A management agreement is the foundation of your relationship with a property management company. It defines what the manager will do, what it will cost, and how either party can end the arrangement. Before you sign anything, you should understand every key term and know what to look for, and what to watch out for. This guide walks through the most important sections of a typical STR management agreement so you can evaluate any contract with confidence.
What a Management Agreement Covers
A well-written management agreement should clearly define the scope of services, the fee structure, the responsibilities of both parties, and the terms for ending the relationship. It is a business contract, and like any business contract, the details matter. If something is not written in the agreement, do not assume it is included. A verbal promise from a sales meeting is not enforceable. What is in the signed document is what you can count on.
Here are the key sections you should expect to see, and the specific terms within each that deserve close attention.

++++++++

_GOALS_:
(1) Check each statement against the guide on management agreements and answer yes or no, quoting the words of the guide that settle it.
(a) A verbal promise made in a sales meeting can be enforced.
(b) You should not assume something is included if it is not written in the agreement.
(c) The agreement sets out how either party can end the arrangement.
(2) According to the guide on management agreements, what four things should a well-written management agreement clearly define?

_STORED ROWS_:

++++++++

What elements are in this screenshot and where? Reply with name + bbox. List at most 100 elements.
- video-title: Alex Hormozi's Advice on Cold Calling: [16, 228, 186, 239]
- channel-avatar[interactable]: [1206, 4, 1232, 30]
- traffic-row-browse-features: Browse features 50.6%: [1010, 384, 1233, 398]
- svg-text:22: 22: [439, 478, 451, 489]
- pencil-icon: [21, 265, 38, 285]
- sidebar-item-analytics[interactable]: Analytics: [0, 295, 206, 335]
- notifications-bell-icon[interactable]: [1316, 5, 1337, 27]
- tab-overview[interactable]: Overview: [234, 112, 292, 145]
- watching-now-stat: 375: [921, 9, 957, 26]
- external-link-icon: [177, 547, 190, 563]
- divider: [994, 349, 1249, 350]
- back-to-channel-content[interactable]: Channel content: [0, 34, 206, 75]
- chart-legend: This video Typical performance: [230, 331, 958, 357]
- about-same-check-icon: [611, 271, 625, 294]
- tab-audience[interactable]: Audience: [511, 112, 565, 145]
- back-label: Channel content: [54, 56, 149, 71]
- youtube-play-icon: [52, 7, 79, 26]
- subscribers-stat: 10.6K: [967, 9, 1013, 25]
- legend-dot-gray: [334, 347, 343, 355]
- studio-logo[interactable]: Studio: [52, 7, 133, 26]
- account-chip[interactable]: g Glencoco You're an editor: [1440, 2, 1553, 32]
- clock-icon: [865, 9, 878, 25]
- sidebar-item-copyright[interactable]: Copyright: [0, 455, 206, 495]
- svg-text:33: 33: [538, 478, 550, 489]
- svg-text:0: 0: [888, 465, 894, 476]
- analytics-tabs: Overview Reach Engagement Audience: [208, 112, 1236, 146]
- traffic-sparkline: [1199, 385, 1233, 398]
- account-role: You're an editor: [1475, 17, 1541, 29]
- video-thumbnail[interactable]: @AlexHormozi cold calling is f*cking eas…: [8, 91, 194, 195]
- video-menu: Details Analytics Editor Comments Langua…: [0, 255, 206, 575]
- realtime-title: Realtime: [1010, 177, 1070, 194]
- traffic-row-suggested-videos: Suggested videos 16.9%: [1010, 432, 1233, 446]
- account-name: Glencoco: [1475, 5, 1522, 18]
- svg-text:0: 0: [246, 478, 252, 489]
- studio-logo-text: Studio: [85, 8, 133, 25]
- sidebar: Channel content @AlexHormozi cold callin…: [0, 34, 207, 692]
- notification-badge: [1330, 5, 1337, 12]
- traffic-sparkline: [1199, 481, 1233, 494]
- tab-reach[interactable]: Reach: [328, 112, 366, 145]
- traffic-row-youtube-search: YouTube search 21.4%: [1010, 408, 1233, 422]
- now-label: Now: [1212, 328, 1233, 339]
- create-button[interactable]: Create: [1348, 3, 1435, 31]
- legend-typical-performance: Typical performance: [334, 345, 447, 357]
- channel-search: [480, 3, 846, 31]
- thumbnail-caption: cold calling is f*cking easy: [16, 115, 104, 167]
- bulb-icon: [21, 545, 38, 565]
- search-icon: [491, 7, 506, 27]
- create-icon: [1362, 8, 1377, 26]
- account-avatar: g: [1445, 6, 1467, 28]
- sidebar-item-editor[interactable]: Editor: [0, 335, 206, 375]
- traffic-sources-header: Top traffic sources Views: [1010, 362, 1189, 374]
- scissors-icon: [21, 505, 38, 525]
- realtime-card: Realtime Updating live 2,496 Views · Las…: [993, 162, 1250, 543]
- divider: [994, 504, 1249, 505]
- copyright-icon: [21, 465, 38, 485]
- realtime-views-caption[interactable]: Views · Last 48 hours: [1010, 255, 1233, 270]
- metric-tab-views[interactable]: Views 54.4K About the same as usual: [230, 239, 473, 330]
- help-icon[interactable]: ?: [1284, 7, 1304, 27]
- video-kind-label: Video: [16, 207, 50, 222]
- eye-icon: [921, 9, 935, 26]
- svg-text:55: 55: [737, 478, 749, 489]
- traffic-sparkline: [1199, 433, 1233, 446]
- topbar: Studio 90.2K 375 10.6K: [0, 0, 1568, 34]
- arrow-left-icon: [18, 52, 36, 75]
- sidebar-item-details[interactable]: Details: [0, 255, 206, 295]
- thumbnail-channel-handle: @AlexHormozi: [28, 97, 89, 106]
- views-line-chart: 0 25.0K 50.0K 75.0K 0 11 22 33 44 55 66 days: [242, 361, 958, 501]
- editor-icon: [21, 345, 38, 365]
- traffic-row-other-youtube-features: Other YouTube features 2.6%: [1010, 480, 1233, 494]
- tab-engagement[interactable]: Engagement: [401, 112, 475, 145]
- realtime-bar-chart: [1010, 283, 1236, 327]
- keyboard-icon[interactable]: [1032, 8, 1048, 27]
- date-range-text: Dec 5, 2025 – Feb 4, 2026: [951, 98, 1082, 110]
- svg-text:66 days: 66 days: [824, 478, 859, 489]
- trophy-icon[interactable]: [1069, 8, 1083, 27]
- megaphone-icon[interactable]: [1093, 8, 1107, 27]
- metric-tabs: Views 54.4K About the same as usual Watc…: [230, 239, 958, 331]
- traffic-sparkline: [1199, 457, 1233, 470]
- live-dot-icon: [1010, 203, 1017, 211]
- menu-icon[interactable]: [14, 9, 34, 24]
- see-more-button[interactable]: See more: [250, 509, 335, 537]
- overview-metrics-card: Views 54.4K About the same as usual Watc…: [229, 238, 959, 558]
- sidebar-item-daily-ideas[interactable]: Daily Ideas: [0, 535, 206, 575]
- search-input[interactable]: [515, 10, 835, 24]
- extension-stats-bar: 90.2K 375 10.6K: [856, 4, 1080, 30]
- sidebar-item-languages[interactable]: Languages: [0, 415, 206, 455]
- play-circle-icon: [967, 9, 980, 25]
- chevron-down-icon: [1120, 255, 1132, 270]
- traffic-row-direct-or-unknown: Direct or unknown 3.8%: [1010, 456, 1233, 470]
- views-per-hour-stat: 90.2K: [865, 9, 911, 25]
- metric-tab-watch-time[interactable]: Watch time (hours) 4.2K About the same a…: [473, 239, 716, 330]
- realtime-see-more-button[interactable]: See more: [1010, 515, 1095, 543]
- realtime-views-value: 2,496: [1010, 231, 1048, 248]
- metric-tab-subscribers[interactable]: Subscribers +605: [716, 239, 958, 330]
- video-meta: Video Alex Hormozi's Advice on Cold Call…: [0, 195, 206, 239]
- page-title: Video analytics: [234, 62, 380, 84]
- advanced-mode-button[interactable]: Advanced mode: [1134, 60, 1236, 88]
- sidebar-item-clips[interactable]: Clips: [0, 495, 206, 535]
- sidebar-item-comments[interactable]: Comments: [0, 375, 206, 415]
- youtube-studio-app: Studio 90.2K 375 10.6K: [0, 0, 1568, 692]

++++++++

_ANSWERS FOR THE EXERCISE_:
(1)
(a) No: "A verbal promise from a sales meeting is not enforceable."
(b) Yes: "If something is not written in the agreement, do not assume it is included."
(c) Yes: "It defines what the manager will do, what it will cost, and how either party can end the arrangement."

(2)
- The scope of services
- The fee structure
- The responsibilities of both parties
- The terms for ending the relationship